(TASK DIRECTIONS): Quote, without change, all of the lines that follow.

[Collected data entries]
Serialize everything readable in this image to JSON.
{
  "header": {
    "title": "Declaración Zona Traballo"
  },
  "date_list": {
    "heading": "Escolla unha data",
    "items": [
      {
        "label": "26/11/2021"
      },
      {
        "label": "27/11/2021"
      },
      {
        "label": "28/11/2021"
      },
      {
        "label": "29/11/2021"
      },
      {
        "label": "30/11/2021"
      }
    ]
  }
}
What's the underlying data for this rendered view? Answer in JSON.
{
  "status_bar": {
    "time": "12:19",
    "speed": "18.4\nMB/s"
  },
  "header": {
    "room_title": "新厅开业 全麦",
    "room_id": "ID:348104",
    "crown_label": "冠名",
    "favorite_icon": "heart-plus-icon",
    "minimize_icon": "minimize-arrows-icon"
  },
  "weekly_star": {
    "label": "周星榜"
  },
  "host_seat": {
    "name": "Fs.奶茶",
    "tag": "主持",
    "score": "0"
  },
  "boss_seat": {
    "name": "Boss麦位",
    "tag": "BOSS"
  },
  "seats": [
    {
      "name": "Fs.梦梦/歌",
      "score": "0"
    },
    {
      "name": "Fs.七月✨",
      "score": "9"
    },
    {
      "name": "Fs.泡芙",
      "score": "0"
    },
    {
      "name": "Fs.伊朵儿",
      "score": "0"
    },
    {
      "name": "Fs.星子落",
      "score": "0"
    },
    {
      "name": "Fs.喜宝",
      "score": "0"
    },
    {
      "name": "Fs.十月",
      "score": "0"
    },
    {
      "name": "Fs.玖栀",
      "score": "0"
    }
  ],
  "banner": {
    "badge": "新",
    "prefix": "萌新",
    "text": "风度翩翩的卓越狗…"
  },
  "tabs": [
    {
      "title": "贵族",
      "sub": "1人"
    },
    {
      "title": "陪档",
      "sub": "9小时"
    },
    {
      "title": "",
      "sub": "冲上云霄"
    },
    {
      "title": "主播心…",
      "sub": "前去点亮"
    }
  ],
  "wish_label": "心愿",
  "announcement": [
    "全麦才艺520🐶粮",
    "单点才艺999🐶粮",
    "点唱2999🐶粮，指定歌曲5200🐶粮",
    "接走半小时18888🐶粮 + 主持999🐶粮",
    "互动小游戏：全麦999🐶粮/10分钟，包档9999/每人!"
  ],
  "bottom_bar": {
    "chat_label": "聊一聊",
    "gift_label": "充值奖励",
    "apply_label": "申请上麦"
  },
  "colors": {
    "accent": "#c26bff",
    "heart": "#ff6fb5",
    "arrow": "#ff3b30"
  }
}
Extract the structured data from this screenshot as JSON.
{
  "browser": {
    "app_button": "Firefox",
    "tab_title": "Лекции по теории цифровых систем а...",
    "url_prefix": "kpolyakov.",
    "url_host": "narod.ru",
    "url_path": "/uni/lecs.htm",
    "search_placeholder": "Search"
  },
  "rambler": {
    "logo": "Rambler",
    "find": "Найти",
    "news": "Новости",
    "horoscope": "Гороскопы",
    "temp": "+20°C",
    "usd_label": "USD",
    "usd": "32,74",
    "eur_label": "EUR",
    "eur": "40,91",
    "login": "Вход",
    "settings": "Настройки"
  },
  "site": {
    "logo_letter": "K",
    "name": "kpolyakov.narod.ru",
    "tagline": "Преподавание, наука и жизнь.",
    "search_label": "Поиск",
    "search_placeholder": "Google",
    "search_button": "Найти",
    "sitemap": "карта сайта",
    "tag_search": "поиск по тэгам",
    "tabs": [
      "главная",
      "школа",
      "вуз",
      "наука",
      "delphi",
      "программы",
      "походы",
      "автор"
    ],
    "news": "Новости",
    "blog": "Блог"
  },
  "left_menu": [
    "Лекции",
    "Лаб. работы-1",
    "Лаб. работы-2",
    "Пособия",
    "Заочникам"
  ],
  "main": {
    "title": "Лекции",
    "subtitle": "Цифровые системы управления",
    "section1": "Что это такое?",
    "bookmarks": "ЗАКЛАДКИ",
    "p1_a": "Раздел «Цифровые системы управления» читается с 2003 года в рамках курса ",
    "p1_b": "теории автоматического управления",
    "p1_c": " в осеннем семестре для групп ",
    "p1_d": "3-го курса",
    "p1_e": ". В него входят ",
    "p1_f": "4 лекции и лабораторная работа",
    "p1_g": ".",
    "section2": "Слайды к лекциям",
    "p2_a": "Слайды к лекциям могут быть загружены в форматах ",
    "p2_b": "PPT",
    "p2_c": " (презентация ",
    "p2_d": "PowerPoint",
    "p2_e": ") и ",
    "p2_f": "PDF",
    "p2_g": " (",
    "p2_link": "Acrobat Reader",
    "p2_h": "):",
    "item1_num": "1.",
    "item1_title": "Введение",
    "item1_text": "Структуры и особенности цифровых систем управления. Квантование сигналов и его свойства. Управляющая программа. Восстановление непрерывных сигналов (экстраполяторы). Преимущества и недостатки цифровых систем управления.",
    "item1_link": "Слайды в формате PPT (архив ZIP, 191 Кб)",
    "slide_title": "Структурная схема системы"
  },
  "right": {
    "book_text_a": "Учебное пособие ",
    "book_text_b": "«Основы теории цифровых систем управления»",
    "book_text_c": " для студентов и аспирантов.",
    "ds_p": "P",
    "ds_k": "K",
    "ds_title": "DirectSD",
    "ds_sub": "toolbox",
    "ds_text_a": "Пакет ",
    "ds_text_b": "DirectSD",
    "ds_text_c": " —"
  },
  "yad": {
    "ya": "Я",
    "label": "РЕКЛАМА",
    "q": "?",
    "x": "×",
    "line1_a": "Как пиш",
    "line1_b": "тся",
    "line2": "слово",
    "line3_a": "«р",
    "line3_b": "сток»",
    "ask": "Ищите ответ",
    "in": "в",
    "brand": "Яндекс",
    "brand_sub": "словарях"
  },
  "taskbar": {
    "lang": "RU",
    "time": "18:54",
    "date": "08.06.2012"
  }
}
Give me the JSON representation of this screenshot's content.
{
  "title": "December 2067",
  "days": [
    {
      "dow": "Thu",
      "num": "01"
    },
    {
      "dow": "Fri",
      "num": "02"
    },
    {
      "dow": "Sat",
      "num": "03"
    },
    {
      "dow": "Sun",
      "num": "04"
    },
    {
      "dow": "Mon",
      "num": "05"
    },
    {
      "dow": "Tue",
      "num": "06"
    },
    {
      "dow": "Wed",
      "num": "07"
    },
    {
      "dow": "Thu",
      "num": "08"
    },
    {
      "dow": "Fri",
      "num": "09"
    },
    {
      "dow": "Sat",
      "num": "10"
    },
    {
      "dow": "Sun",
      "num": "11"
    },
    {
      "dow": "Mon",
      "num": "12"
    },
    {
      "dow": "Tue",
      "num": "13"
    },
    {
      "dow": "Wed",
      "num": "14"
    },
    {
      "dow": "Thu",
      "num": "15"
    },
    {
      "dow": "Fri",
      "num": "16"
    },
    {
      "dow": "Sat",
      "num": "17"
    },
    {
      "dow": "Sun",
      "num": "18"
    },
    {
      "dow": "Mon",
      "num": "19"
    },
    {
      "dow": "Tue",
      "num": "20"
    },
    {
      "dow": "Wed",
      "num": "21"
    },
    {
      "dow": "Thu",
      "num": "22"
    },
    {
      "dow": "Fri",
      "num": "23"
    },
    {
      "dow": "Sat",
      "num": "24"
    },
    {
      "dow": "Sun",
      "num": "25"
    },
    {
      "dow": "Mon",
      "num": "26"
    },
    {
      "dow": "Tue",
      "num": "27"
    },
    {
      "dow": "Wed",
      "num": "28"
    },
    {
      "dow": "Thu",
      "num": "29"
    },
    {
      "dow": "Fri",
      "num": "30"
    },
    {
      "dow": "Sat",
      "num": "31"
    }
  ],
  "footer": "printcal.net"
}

(FINAL RESULT):
Serialize everything readable in this image to JSON.
{
  "header": {
    "title": "Declaración Zona Traballo"
  },
  "date_list": {
    "heading": "Escolla unha data",
    "items": [
      {
        "label": "26/11/2021"
      },
      {
        "label": "27/11/2021"
      },
      {
        "label": "28/11/2021"
      },
      {
        "label": "29/11/2021"
      },
      {
        "label": "30/11/2021"
      }
    ]
  }
}
What's the underlying data for this rendered view? Answer in JSON.
{
  "status_bar": {
    "time": "12:19",
    "speed": "18.4\nMB/s"
  },
  "header": {
    "room_title": "新厅开业 全麦",
    "room_id": "ID:348104",
    "crown_label": "冠名",
    "favorite_icon": "heart-plus-icon",
    "minimize_icon": "minimize-arrows-icon"
  },
  "weekly_star": {
    "label": "周星榜"
  },
  "host_seat": {
    "name": "Fs.奶茶",
    "tag": "主持",
    "score": "0"
  },
  "boss_seat": {
    "name": "Boss麦位",
    "tag": "BOSS"
  },
  "seats": [
    {
      "name": "Fs.梦梦/歌",
      "score": "0"
    },
    {
      "name": "Fs.七月✨",
      "score": "9"
    },
    {
      "name": "Fs.泡芙",
      "score": "0"
    },
    {
      "name": "Fs.伊朵儿",
      "score": "0"
    },
    {
      "name": "Fs.星子落",
      "score": "0"
    },
    {
      "name": "Fs.喜宝",
      "score": "0"
    },
    {
      "name": "Fs.十月",
      "score": "0"
    },
    {
      "name": "Fs.玖栀",
      "score": "0"
    }
  ],
  "banner": {
    "badge": "新",
    "prefix": "萌新",
    "text": "风度翩翩的卓越狗…"
  },
  "tabs": [
    {
      "title": "贵族",
      "sub": "1人"
    },
    {
      "title": "陪档",
      "sub": "9小时"
    },
    {
      "title": "",
      "sub": "冲上云霄"
    },
    {
      "title": "主播心…",
      "sub": "前去点亮"
    }
  ],
  "wish_label": "心愿",
  "announcement": [
    "全麦才艺520🐶粮",
    "单点才艺999🐶粮",
    "点唱2999🐶粮，指定歌曲5200🐶粮",
    "接走半小时18888🐶粮 + 主持999🐶粮",
    "互动小游戏：全麦999🐶粮/10分钟，包档9999/每人!"
  ],
  "bottom_bar": {
    "chat_label": "聊一聊",
    "gift_label": "充值奖励",
    "apply_label": "申请上麦"
  },
  "colors": {
    "accent": "#c26bff",
    "heart": "#ff6fb5",
    "arrow": "#ff3b30"
  }
}
Extract the structured data from this screenshot as JSON.
{
  "browser": {
    "app_button": "Firefox",
    "tab_title": "Лекции по теории цифровых систем а...",
    "url_prefix": "kpolyakov.",
    "url_host": "narod.ru",
    "url_path": "/uni/lecs.htm",
    "search_placeholder": "Search"
  },
  "rambler": {
    "logo": "Rambler",
    "find": "Найти",
    "news": "Новости",
    "horoscope": "Гороскопы",
    "temp": "+20°C",
    "usd_label": "USD",
    "usd": "32,74",
    "eur_label": "EUR",
    "eur": "40,91",
    "login": "Вход",
    "settings": "Настройки"
  },
  "site": {
    "logo_letter": "K",
    "name": "kpolyakov.narod.ru",
    "tagline": "Преподавание, наука и жизнь.",
    "search_label": "Поиск",
    "search_placeholder": "Google",
    "search_button": "Найти",
    "sitemap": "карта сайта",
    "tag_search": "поиск по тэгам",
    "tabs": [
      "главная",
      "школа",
      "вуз",
      "наука",
      "delphi",
      "программы",
      "походы",
      "автор"
    ],
    "news": "Новости",
    "blog": "Блог"
  },
  "left_menu": [
    "Лекции",
    "Лаб. работы-1",
    "Лаб. работы-2",
    "Пособия",
    "Заочникам"
  ],
  "main": {
    "title": "Лекции",
    "subtitle": "Цифровые системы управления",
    "section1": "Что это такое?",
    "bookmarks": "ЗАКЛАДКИ",
    "p1_a": "Раздел «Цифровые системы управления» читается с 2003 года в рамках курса ",
    "p1_b": "теории автоматического управления",
    "p1_c": " в осеннем семестре для групп ",
    "p1_d": "3-го курса",
    "p1_e": ". В него входят ",
    "p1_f": "4 лекции и лабораторная работа",
    "p1_g": ".",
    "section2": "Слайды к лекциям",
    "p2_a": "Слайды к лекциям могут быть загружены в форматах ",
    "p2_b": "PPT",
    "p2_c": " (презентация ",
    "p2_d": "PowerPoint",
    "p2_e": ") и ",
    "p2_f": "PDF",
    "p2_g": " (",
    "p2_link": "Acrobat Reader",
    "p2_h": "):",
    "item1_num": "1.",
    "item1_title": "Введение",
    "item1_text": "Структуры и особенности цифровых систем управления. Квантование сигналов и его свойства. Управляющая программа. Восстановление непрерывных сигналов (экстраполяторы). Преимущества и недостатки цифровых систем управления.",
    "item1_link": "Слайды в формате PPT (архив ZIP, 191 Кб)",
    "slide_title": "Структурная схема системы"
  },
  "right": {
    "book_text_a": "Учебное пособие ",
    "book_text_b": "«Основы теории цифровых систем управления»",
    "book_text_c": " для студентов и аспирантов.",
    "ds_p": "P",
    "ds_k": "K",
    "ds_title": "DirectSD",
    "ds_sub": "toolbox",
    "ds_text_a": "Пакет ",
    "ds_text_b": "DirectSD",
    "ds_text_c": " —"
  },
  "yad": {
    "ya": "Я",
    "label": "РЕКЛАМА",
    "q": "?",
    "x": "×",
    "line1_a": "Как пиш",
    "line1_b": "тся",
    "line2": "слово",
    "line3_a": "«р",
    "line3_b": "сток»",
    "ask": "Ищите ответ",
    "in": "в",
    "brand": "Яндекс",
    "brand_sub": "словарях"
  },
  "taskbar": {
    "lang": "RU",
    "time": "18:54",
    "date": "08.06.2012"
  }
}
Give me the JSON representation of this screenshot's content.
{
  "title": "December 2067",
  "days": [
    {
      "dow": "Thu",
      "num": "01"
    },
    {
      "dow": "Fri",
      "num": "02"
    },
    {
      "dow": "Sat",
      "num": "03"
    },
    {
      "dow": "Sun",
      "num": "04"
    },
    {
      "dow": "Mon",
      "num": "05"
    },
    {
      "dow": "Tue",
      "num": "06"
    },
    {
      "dow": "Wed",
      "num": "07"
    },
    {
      "dow": "Thu",
      "num": "08"
    },
    {
      "dow": "Fri",
      "num": "09"
    },
    {
      "dow": "Sat",
      "num": "10"
    },
    {
      "dow": "Sun",
      "num": "11"
    },
    {
      "dow": "Mon",
      "num": "12"
    },
    {
      "dow": "Tue",
      "num": "13"
    },
    {
      "dow": "Wed",
      "num": "14"
    },
    {
      "dow": "Thu",
      "num": "15"
    },
    {
      "dow": "Fri",
      "num": "16"
    },
    {
      "dow": "Sat",
      "num": "17"
    },
    {
      "dow": "Sun",
      "num": "18"
    },
    {
      "dow": "Mon",
      "num": "19"
    },
    {
      "dow": "Tue",
      "num": "20"
    },
    {
      "dow": "Wed",
      "num": "21"
    },
    {
      "dow": "Thu",
      "num": "22"
    },
    {
      "dow": "Fri",
      "num": "23"
    },
    {
      "dow": "Sat",
      "num": "24"
    },
    {
      "dow": "Sun",
      "num": "25"
    },
    {
      "dow": "Mon",
      "num": "26"
    },
    {
      "dow": "Tue",
      "num": "27"
    },
    {
      "dow": "Wed",
      "num": "28"
    },
    {
      "dow": "Thu",
      "num": "29"
    },
    {
      "dow": "Fri",
      "num": "30"
    },
    {
      "dow": "Sat",
      "num": "31"
    }
  ],
  "footer": "printcal.net"
}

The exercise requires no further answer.